Saved entries:
◇ ◇ ◇ ◇ ◇

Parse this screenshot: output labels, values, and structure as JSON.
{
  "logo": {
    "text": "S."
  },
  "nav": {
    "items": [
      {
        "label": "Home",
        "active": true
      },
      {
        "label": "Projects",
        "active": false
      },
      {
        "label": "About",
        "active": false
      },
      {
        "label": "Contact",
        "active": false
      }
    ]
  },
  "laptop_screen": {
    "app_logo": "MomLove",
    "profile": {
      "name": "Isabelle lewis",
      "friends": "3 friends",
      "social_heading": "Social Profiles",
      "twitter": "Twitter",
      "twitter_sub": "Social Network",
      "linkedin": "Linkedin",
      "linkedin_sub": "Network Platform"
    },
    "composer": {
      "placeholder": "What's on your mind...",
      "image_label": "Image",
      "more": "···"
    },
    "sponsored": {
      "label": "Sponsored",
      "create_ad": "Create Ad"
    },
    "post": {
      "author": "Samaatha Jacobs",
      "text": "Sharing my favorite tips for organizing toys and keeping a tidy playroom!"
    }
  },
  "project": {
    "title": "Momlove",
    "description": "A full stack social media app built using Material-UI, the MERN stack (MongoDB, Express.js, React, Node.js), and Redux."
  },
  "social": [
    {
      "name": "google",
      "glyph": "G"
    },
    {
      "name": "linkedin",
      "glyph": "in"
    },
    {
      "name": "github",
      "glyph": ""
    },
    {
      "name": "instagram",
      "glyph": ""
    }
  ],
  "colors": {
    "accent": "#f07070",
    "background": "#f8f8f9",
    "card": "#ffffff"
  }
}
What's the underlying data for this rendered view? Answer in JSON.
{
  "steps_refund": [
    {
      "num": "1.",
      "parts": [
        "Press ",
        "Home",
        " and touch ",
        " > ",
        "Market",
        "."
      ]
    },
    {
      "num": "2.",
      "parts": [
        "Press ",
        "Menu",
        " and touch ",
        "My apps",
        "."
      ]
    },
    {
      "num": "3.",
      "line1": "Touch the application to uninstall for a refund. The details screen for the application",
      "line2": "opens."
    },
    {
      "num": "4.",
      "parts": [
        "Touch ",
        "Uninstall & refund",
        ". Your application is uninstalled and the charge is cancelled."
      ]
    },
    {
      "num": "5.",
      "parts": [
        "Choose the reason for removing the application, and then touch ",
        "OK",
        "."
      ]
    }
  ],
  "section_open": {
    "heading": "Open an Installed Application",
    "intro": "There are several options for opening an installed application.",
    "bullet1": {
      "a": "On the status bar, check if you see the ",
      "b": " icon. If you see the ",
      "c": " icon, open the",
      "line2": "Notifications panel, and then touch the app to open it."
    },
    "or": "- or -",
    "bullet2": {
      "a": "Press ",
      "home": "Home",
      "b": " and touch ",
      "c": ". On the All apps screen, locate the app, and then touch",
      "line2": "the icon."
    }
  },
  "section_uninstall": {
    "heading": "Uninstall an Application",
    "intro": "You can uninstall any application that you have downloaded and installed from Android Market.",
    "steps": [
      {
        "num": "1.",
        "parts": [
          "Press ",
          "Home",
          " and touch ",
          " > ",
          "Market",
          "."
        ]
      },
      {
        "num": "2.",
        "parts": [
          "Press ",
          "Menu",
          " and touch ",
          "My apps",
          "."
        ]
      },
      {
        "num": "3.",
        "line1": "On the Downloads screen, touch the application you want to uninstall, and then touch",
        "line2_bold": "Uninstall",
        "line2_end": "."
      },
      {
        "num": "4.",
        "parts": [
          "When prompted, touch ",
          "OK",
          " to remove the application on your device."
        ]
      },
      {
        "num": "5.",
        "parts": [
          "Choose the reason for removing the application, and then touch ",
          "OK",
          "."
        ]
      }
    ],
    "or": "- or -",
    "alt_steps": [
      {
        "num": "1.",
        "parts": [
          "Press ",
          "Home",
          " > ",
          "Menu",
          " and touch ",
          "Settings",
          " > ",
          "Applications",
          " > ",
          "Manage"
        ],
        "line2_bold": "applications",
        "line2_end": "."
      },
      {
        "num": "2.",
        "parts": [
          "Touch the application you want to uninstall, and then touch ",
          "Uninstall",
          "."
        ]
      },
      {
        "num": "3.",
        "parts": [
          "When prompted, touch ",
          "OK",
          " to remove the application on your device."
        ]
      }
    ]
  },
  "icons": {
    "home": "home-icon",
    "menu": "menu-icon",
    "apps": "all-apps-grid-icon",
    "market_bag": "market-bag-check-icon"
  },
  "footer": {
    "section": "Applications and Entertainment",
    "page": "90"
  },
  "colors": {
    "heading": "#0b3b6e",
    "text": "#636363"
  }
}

◇ ◇ ◇ ◇ ◇

Brief:
Output all of the data again, exactly.

Answer to this exercise:
Parse this screenshot: output labels, values, and structure as JSON.
{
  "logo": {
    "text": "S."
  },
  "nav": {
    "items": [
      {
        "label": "Home",
        "active": true
      },
      {
        "label": "Projects",
        "active": false
      },
      {
        "label": "About",
        "active": false
      },
      {
        "label": "Contact",
        "active": false
      }
    ]
  },
  "laptop_screen": {
    "app_logo": "MomLove",
    "profile": {
      "name": "Isabelle lewis",
      "friends": "3 friends",
      "social_heading": "Social Profiles",
      "twitter": "Twitter",
      "twitter_sub": "Social Network",
      "linkedin": "Linkedin",
      "linkedin_sub": "Network Platform"
    },
    "composer": {
      "placeholder": "What's on your mind...",
      "image_label": "Image",
      "more": "···"
    },
    "sponsored": {
      "label": "Sponsored",
      "create_ad": "Create Ad"
    },
    "post": {
      "author": "Samaatha Jacobs",
      "text": "Sharing my favorite tips for organizing toys and keeping a tidy playroom!"
    }
  },
  "project": {
    "title": "Momlove",
    "description": "A full stack social media app built using Material-UI, the MERN stack (MongoDB, Express.js, React, Node.js), and Redux."
  },
  "social": [
    {
      "name": "google",
      "glyph": "G"
    },
    {
      "name": "linkedin",
      "glyph": "in"
    },
    {
      "name": "github",
      "glyph": ""
    },
    {
      "name": "instagram",
      "glyph": ""
    }
  ],
  "colors": {
    "accent": "#f07070",
    "background": "#f8f8f9",
    "card": "#ffffff"
  }
}
What's the underlying data for this rendered view? Answer in JSON.
{
  "steps_refund": [
    {
      "num": "1.",
      "parts": [
        "Press ",
        "Home",
        " and touch ",
        " > ",
        "Market",
        "."
      ]
    },
    {
      "num": "2.",
      "parts": [
        "Press ",
        "Menu",
        " and touch ",
        "My apps",
        "."
      ]
    },
    {
      "num": "3.",
      "line1": "Touch the application to uninstall for a refund. The details screen for the application",
      "line2": "opens."
    },
    {
      "num": "4.",
      "parts": [
        "Touch ",
        "Uninstall & refund",
        ". Your application is uninstalled and the charge is cancelled."
      ]
    },
    {
      "num": "5.",
      "parts": [
        "Choose the reason for removing the application, and then touch ",
        "OK",
        "."
      ]
    }
  ],
  "section_open": {
    "heading": "Open an Installed Application",
    "intro": "There are several options for opening an installed application.",
    "bullet1": {
      "a": "On the status bar, check if you see the ",
      "b": " icon. If you see the ",
      "c": " icon, open the",
      "line2": "Notifications panel, and then touch the app to open it."
    },
    "or": "- or -",
    "bullet2": {
      "a": "Press ",
      "home": "Home",
      "b": " and touch ",
      "c": ". On the All apps screen, locate the app, and then touch",
      "line2": "the icon."
    }
  },
  "section_uninstall": {
    "heading": "Uninstall an Application",
    "intro": "You can uninstall any application that you have downloaded and installed from Android Market.",
    "steps": [
      {
        "num": "1.",
        "parts": [
          "Press ",
          "Home",
          " and touch ",
          " > ",
          "Market",
          "."
        ]
      },
      {
        "num": "2.",
        "parts": [
          "Press ",
          "Menu",
          " and touch ",
          "My apps",
          "."
        ]
      },
      {
        "num": "3.",
        "line1": "On the Downloads screen, touch the application you want to uninstall, and then touch",
        "line2_bold": "Uninstall",
        "line2_end": "."
      },
      {
        "num": "4.",
        "parts": [
          "When prompted, touch ",
          "OK",
          " to remove the application on your device."
        ]
      },
      {
        "num": "5.",
        "parts": [
          "Choose the reason for removing the application, and then touch ",
          "OK",
          "."
        ]
      }
    ],
    "or": "- or -",
    "alt_steps": [
      {
        "num": "1.",
        "parts": [
          "Press ",
          "Home",
          " > ",
          "Menu",
          " and touch ",
          "Settings",
          " > ",
          "Applications",
          " > ",
          "Manage"
        ],
        "line2_bold": "applications",
        "line2_end": "."
      },
      {
        "num": "2.",
        "parts": [
          "Touch the application you want to uninstall, and then touch ",
          "Uninstall",
          "."
        ]
      },
      {
        "num": "3.",
        "parts": [
          "When prompted, touch ",
          "OK",
          " to remove the application on your device."
        ]
      }
    ]
  },
  "icons": {
    "home": "home-icon",
    "menu": "menu-icon",
    "apps": "all-apps-grid-icon",
    "market_bag": "market-bag-check-icon"
  },
  "footer": {
    "section": "Applications and Entertainment",
    "page": "90"
  },
  "colors": {
    "heading": "#0b3b6e",
    "text": "#636363"
  }
}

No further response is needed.